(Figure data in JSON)
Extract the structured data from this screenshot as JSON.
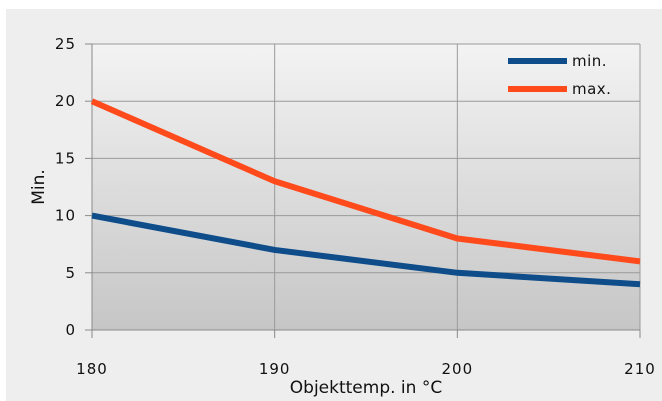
{
  "chart_data": {
    "type": "line",
    "title": "",
    "xlabel": "Objekttemp. in °C",
    "ylabel": "Min.",
    "x": [
      180,
      190,
      200,
      210
    ],
    "xlim": [
      180,
      210
    ],
    "ylim": [
      0,
      25
    ],
    "x_ticks": [
      "180",
      "190",
      "200",
      "210"
    ],
    "y_ticks": [
      "0",
      "5",
      "10",
      "15",
      "20",
      "25"
    ],
    "grid": true,
    "legend_position": "top-right",
    "series": [
      {
        "name": "min.",
        "values": [
          10,
          7,
          5,
          4
        ],
        "color": "#0e4c8a"
      },
      {
        "name": "max.",
        "values": [
          20,
          13,
          8,
          6
        ],
        "color": "#ff4a1c"
      }
    ]
  }
}
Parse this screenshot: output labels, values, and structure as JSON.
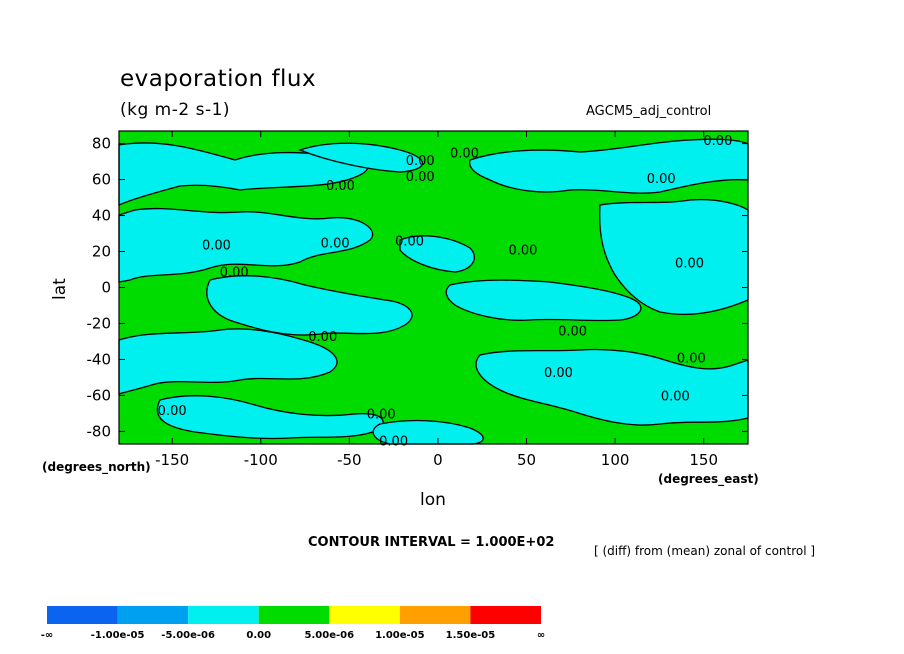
{
  "title": "evaporation flux",
  "units": "(kg m-2 s-1)",
  "experiment": "AGCM5_adj_control",
  "deg_north": "(degrees_north)",
  "deg_east": "(degrees_east)",
  "xaxis_label": "lon",
  "yaxis_label": "lat",
  "contour_interval": "CONTOUR INTERVAL = 1.000E+02",
  "note": "[ (diff) from (mean) zonal of control ]",
  "colors": {
    "dark_blue": "#0b64f0",
    "mid_blue": "#00a0f0",
    "cyan": "#00f0f0",
    "green": "#00dc00",
    "yellow": "#ffff00",
    "orange": "#ffa000",
    "red": "#ff0000"
  },
  "chart_data": {
    "type": "heatmap",
    "xlim": [
      -180,
      175
    ],
    "ylim": [
      -87,
      87
    ],
    "xticks": [
      -150,
      -100,
      -50,
      0,
      50,
      100,
      150
    ],
    "yticks": [
      80,
      60,
      40,
      20,
      0,
      -20,
      -40,
      -60,
      -80
    ],
    "xtick_labels": [
      "-150",
      "-100",
      "-50",
      "0",
      "50",
      "100",
      "150"
    ],
    "ytick_labels": [
      "80",
      "60",
      "40",
      "20",
      "0",
      "-20",
      "-40",
      "-60",
      "-80"
    ],
    "contour_labels": [
      {
        "text": "0.00",
        "lon": -55,
        "lat": 57
      },
      {
        "text": "0.00",
        "lon": -10,
        "lat": 71
      },
      {
        "text": "0.00",
        "lon": 15,
        "lat": 75
      },
      {
        "text": "0.00",
        "lon": -10,
        "lat": 62
      },
      {
        "text": "0.00",
        "lon": 158,
        "lat": 82
      },
      {
        "text": "0.00",
        "lon": 126,
        "lat": 61
      },
      {
        "text": "0.00",
        "lon": -125,
        "lat": 24
      },
      {
        "text": "0.00",
        "lon": -58,
        "lat": 25
      },
      {
        "text": "0.00",
        "lon": -16,
        "lat": 26
      },
      {
        "text": "0.00",
        "lon": 48,
        "lat": 21
      },
      {
        "text": "0.00",
        "lon": 142,
        "lat": 14
      },
      {
        "text": "0.00",
        "lon": -115,
        "lat": 9
      },
      {
        "text": "0.00",
        "lon": -65,
        "lat": -27
      },
      {
        "text": "0.00",
        "lon": 76,
        "lat": -24
      },
      {
        "text": "0.00",
        "lon": 143,
        "lat": -39
      },
      {
        "text": "0.00",
        "lon": 68,
        "lat": -47
      },
      {
        "text": "0.00",
        "lon": 134,
        "lat": -60
      },
      {
        "text": "0.00",
        "lon": -150,
        "lat": -68
      },
      {
        "text": "0.00",
        "lon": -32,
        "lat": -70
      },
      {
        "text": "0.00",
        "lon": -25,
        "lat": -85
      }
    ],
    "colorbar": {
      "boundaries": [
        "-∞",
        "-1.00e-05",
        "-5.00e-06",
        "0.00",
        "5.00e-06",
        "1.00e-05",
        "1.50e-05",
        "∞"
      ],
      "colors": [
        "#0b64f0",
        "#00a0f0",
        "#00f0f0",
        "#00dc00",
        "#ffff00",
        "#ffa000",
        "#ff0000"
      ]
    }
  }
}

- _EXERCISE AIM_: Quote the data above in full, leaving out the pictures it holds.

- _COMPLETE RESPONSE_:
Extract the structured data from this screenshot as JSON.
{
  "chart_data": {
    "type": "line",
    "title": "",
    "xlabel": "Objekttemp. in °C",
    "ylabel": "Min.",
    "x": [
      180,
      190,
      200,
      210
    ],
    "xlim": [
      180,
      210
    ],
    "ylim": [
      0,
      25
    ],
    "x_ticks": [
      "180",
      "190",
      "200",
      "210"
    ],
    "y_ticks": [
      "0",
      "5",
      "10",
      "15",
      "20",
      "25"
    ],
    "grid": true,
    "legend_position": "top-right",
    "series": [
      {
        "name": "min.",
        "values": [
          10,
          7,
          5,
          4
        ],
        "color": "#0e4c8a"
      },
      {
        "name": "max.",
        "values": [
          20,
          13,
          8,
          6
        ],
        "color": "#ff4a1c"
      }
    ]
  }
}
Parse this screenshot: output labels, values, and structure as JSON.
{
  "title": "evaporation flux",
  "units": "(kg m-2 s-1)",
  "experiment": "AGCM5_adj_control",
  "deg_north": "(degrees_north)",
  "deg_east": "(degrees_east)",
  "xaxis_label": "lon",
  "yaxis_label": "lat",
  "contour_interval": "CONTOUR INTERVAL = 1.000E+02",
  "note": "[ (diff) from (mean) zonal of control ]",
  "colors": {
    "dark_blue": "#0b64f0",
    "mid_blue": "#00a0f0",
    "cyan": "#00f0f0",
    "green": "#00dc00",
    "yellow": "#ffff00",
    "orange": "#ffa000",
    "red": "#ff0000"
  },
  "chart_data": {
    "type": "heatmap",
    "xlim": [
      -180,
      175
    ],
    "ylim": [
      -87,
      87
    ],
    "xticks": [
      -150,
      -100,
      -50,
      0,
      50,
      100,
      150
    ],
    "yticks": [
      80,
      60,
      40,
      20,
      0,
      -20,
      -40,
      -60,
      -80
    ],
    "xtick_labels": [
      "-150",
      "-100",
      "-50",
      "0",
      "50",
      "100",
      "150"
    ],
    "ytick_labels": [
      "80",
      "60",
      "40",
      "20",
      "0",
      "-20",
      "-40",
      "-60",
      "-80"
    ],
    "contour_labels": [
      {
        "text": "0.00",
        "lon": -55,
        "lat": 57
      },
      {
        "text": "0.00",
        "lon": -10,
        "lat": 71
      },
      {
        "text": "0.00",
        "lon": 15,
        "lat": 75
      },
      {
        "text": "0.00",
        "lon": -10,
        "lat": 62
      },
      {
        "text": "0.00",
        "lon": 158,
        "lat": 82
      },
      {
        "text": "0.00",
        "lon": 126,
        "lat": 61
      },
      {
        "text": "0.00",
        "lon": -125,
        "lat": 24
      },
      {
        "text": "0.00",
        "lon": -58,
        "lat": 25
      },
      {
        "text": "0.00",
        "lon": -16,
        "lat": 26
      },
      {
        "text": "0.00",
        "lon": 48,
        "lat": 21
      },
      {
        "text": "0.00",
        "lon": 142,
        "lat": 14
      },
      {
        "text": "0.00",
        "lon": -115,
        "lat": 9
      },
      {
        "text": "0.00",
        "lon": -65,
        "lat": -27
      },
      {
        "text": "0.00",
        "lon": 76,
        "lat": -24
      },
      {
        "text": "0.00",
        "lon": 143,
        "lat": -39
      },
      {
        "text": "0.00",
        "lon": 68,
        "lat": -47
      },
      {
        "text": "0.00",
        "lon": 134,
        "lat": -60
      },
      {
        "text": "0.00",
        "lon": -150,
        "lat": -68
      },
      {
        "text": "0.00",
        "lon": -32,
        "lat": -70
      },
      {
        "text": "0.00",
        "lon": -25,
        "lat": -85
      }
    ],
    "colorbar": {
      "boundaries": [
        "-∞",
        "-1.00e-05",
        "-5.00e-06",
        "0.00",
        "5.00e-06",
        "1.00e-05",
        "1.50e-05",
        "∞"
      ],
      "colors": [
        "#0b64f0",
        "#00a0f0",
        "#00f0f0",
        "#00dc00",
        "#ffff00",
        "#ffa000",
        "#ff0000"
      ]
    }
  }
}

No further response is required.